## What is being asked
State the number of lines in these records that include the word "Calculadora", and add nothing to it.
:: Records shown ::
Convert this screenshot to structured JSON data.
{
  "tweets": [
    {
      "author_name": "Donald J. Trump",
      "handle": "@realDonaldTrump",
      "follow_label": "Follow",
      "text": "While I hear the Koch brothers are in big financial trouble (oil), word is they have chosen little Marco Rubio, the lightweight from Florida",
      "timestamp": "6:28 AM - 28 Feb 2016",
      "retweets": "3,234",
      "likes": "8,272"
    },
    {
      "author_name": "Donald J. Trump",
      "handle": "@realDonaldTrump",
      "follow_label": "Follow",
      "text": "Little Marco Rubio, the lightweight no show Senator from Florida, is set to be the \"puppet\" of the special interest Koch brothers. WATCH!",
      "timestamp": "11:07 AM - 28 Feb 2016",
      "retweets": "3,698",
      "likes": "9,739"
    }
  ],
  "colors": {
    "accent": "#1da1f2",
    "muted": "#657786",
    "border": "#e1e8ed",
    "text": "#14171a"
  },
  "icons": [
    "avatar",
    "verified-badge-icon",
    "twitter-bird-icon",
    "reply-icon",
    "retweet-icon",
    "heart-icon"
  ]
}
:::
:: Records shown ::
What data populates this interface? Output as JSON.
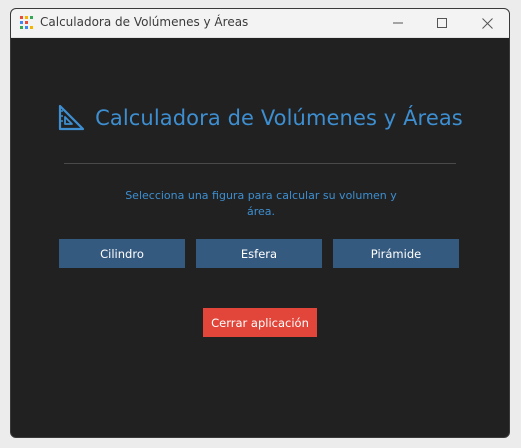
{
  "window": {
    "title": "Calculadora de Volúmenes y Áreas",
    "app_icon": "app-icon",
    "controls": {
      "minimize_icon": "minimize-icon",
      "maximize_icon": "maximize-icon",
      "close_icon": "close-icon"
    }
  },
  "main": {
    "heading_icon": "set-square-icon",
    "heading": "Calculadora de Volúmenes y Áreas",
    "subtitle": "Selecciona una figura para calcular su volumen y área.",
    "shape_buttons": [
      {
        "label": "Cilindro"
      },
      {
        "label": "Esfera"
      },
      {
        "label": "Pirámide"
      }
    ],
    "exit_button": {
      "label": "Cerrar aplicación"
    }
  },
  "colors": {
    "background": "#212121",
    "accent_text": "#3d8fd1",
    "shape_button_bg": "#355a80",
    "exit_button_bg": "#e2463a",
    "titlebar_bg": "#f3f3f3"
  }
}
:::
## Result of the exercise
2